--- BEGIN Records shown ---

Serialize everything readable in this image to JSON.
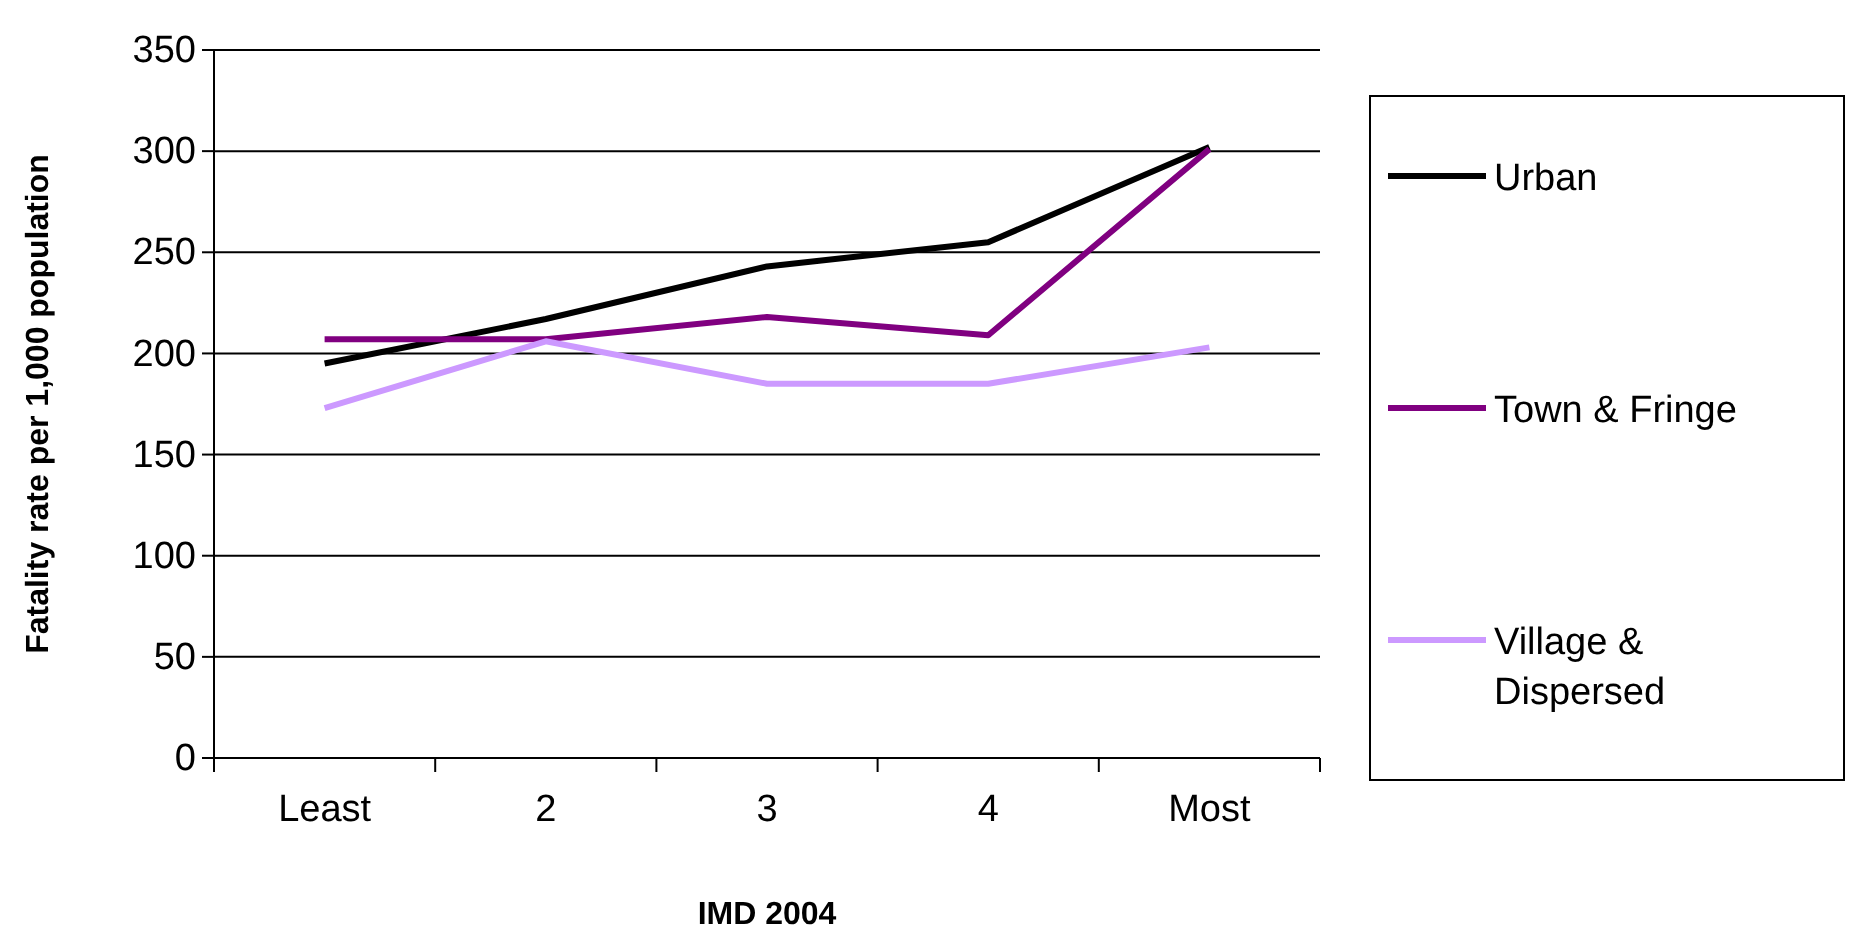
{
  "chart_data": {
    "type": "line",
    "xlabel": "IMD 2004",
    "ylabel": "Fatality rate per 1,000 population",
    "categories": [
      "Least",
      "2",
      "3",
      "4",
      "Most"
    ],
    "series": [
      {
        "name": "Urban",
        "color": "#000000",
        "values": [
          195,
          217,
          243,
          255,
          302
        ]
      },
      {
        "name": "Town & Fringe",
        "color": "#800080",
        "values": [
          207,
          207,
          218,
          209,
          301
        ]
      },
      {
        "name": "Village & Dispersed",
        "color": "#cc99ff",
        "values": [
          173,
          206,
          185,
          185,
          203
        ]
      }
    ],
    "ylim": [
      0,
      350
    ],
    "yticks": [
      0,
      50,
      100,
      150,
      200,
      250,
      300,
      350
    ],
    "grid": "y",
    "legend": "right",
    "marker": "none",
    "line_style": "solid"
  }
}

--- END Records shown ---
--- BEGIN Records shown ---

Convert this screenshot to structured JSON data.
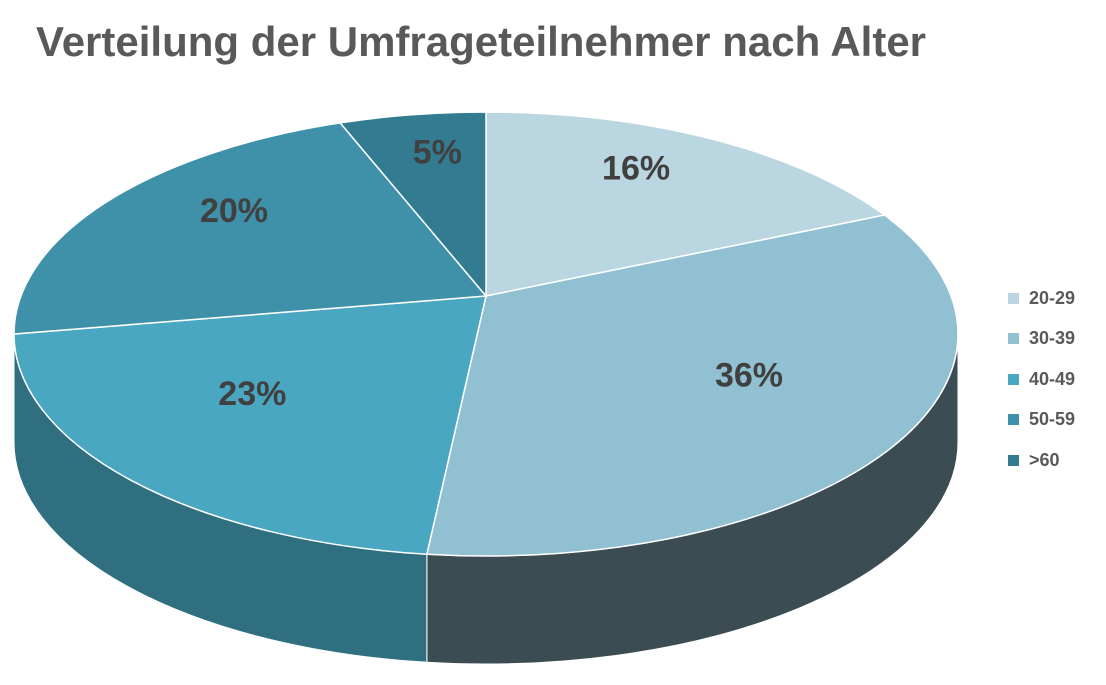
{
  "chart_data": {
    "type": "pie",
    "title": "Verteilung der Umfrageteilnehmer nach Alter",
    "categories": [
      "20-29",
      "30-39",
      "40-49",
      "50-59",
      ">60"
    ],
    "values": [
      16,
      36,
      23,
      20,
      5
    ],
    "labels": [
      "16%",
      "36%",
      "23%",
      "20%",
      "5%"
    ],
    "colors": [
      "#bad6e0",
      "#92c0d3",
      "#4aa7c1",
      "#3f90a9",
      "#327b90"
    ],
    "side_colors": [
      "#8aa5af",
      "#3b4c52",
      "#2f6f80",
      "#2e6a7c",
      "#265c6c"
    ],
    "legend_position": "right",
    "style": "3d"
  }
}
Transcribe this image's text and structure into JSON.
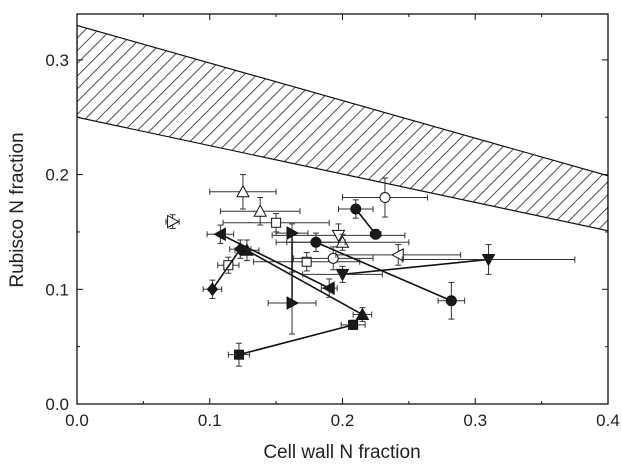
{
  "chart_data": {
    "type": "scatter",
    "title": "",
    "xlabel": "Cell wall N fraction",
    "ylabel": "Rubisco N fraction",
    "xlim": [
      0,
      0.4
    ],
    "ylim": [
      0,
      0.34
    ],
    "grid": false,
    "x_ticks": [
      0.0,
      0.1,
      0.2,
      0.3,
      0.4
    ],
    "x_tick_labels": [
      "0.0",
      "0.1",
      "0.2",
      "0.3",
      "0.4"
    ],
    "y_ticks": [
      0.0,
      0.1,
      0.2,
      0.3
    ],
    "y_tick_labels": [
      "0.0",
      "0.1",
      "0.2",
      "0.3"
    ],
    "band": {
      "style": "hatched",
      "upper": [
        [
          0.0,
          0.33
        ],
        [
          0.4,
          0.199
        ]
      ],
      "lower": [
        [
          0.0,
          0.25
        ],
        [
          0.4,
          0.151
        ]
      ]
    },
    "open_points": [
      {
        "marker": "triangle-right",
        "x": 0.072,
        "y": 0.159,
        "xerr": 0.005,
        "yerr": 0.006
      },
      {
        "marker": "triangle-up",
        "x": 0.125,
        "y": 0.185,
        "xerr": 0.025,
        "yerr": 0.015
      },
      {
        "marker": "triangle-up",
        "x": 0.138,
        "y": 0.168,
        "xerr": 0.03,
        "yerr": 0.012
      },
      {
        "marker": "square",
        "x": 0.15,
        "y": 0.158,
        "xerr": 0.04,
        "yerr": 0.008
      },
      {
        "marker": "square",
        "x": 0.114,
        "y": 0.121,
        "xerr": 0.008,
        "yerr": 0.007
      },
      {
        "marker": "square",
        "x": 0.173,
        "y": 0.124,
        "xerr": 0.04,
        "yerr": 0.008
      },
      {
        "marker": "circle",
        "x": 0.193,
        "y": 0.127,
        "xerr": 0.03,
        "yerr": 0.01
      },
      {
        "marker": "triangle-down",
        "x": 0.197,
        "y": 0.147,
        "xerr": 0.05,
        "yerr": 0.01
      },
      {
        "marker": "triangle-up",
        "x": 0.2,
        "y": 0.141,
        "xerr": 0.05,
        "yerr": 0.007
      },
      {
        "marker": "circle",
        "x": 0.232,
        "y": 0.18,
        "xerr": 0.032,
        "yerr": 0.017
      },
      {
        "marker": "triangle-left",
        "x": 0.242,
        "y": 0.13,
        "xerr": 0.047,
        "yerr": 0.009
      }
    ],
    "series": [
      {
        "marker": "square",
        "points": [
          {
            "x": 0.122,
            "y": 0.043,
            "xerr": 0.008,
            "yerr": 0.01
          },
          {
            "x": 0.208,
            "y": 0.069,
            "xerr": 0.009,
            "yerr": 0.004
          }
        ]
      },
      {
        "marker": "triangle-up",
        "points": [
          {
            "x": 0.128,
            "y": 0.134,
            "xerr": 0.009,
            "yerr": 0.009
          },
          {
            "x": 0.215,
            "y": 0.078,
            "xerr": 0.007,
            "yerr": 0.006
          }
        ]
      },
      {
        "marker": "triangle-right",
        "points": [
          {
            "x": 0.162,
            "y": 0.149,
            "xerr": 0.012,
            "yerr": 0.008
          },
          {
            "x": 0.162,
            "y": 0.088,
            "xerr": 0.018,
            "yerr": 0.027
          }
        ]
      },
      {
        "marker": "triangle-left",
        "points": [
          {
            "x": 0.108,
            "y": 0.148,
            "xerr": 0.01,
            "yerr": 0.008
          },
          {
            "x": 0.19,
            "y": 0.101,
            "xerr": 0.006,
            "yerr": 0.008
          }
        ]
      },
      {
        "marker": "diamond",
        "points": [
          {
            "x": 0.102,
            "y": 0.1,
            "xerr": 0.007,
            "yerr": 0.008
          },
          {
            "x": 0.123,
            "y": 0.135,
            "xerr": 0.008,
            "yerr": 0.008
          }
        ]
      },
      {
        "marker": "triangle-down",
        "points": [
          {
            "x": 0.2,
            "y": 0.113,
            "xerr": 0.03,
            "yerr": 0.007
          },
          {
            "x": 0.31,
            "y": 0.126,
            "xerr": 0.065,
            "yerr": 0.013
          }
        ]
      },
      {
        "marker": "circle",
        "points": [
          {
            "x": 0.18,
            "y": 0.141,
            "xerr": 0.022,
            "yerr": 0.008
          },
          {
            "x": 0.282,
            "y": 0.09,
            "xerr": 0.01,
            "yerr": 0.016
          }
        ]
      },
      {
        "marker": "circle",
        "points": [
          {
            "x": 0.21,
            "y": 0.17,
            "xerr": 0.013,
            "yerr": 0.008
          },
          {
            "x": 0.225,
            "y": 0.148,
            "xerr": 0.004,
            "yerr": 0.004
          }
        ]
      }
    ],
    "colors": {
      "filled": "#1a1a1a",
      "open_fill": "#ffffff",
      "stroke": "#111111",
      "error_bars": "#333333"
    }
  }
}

--- END Records shown ---
--- BEGIN Records shown ---

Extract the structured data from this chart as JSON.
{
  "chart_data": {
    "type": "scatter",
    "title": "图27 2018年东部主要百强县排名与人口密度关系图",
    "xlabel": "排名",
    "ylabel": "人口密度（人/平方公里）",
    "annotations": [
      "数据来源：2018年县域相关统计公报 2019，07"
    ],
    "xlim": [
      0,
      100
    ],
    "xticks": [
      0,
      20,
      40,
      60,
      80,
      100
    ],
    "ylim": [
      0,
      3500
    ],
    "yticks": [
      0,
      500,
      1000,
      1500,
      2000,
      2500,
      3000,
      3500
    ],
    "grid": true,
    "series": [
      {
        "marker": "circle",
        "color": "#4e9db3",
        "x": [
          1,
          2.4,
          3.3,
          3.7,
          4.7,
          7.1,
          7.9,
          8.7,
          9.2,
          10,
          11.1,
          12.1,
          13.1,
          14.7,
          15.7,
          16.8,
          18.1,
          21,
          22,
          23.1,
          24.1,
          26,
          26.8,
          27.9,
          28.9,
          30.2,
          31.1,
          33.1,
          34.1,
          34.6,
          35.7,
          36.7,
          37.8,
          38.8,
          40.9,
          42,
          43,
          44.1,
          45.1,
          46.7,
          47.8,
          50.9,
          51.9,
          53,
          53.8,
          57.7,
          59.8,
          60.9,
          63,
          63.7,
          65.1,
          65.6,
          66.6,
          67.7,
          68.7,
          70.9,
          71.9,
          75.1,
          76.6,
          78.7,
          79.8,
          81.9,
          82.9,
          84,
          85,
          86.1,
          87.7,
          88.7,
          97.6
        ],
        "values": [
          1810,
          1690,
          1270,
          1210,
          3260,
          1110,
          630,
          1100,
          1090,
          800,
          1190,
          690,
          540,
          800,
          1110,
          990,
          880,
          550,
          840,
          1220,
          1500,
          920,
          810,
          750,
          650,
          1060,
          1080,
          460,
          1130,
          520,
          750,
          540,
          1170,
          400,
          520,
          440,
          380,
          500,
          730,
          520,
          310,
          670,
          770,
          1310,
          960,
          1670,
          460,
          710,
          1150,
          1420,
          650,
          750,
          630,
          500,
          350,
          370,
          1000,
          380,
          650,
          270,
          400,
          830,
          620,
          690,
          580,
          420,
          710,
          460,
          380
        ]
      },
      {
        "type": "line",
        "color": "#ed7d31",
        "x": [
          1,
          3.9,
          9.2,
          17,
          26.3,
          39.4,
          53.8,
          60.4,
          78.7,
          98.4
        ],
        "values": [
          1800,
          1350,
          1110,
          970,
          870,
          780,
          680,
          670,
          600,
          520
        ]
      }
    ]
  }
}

--- END Records shown ---

§ What is required
Read through the entries and copy every line that includes "structured".

§ Output of the exercise
Convert this screenshot to structured JSON data.
Extract the structured data from this chart as JSON.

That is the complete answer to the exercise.